Would you pull out every line of the material that contains the string "icon"?

__Extracted data__

..........

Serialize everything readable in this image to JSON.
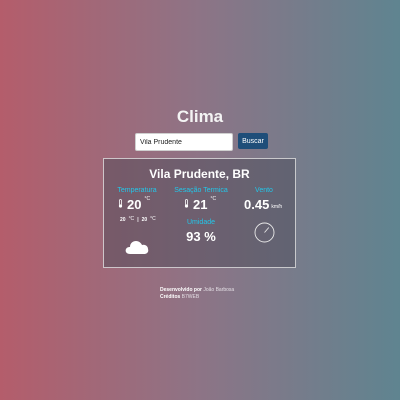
{
  "app": {
    "title": "Clima"
  },
  "search": {
    "value": "Vila Prudente",
    "button_label": "Buscar"
  },
  "weather": {
    "location": "Vila Prudente, BR",
    "temperature": {
      "label": "Temperatura",
      "value": "20",
      "unit": "°C",
      "min": "20",
      "min_unit": "°C",
      "separator": "|",
      "max": "20",
      "max_unit": "°C"
    },
    "feels_like": {
      "label": "Sesação Termica",
      "value": "21",
      "unit": "°C"
    },
    "wind": {
      "label": "Vento",
      "value": "0.45",
      "unit": "km/h"
    },
    "humidity": {
      "label": "Umidade",
      "value": "93 %"
    },
    "condition_icon": "cloud-icon",
    "wind_direction_icon": "compass-icon"
  },
  "footer": {
    "developed_label": "Desenvolvido por",
    "developer": "João Barbosa",
    "credits_label": "Créditos",
    "credits": "B7WEB"
  },
  "colors": {
    "gradient_left": "#b45d6b",
    "gradient_right": "#5f8490",
    "accent": "#22c7ea",
    "button": "#1f4e79"
  }
}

..........

__Exercise answer__
    "condition_icon": "cloud-icon",
    "wind_direction_icon": "compass-icon"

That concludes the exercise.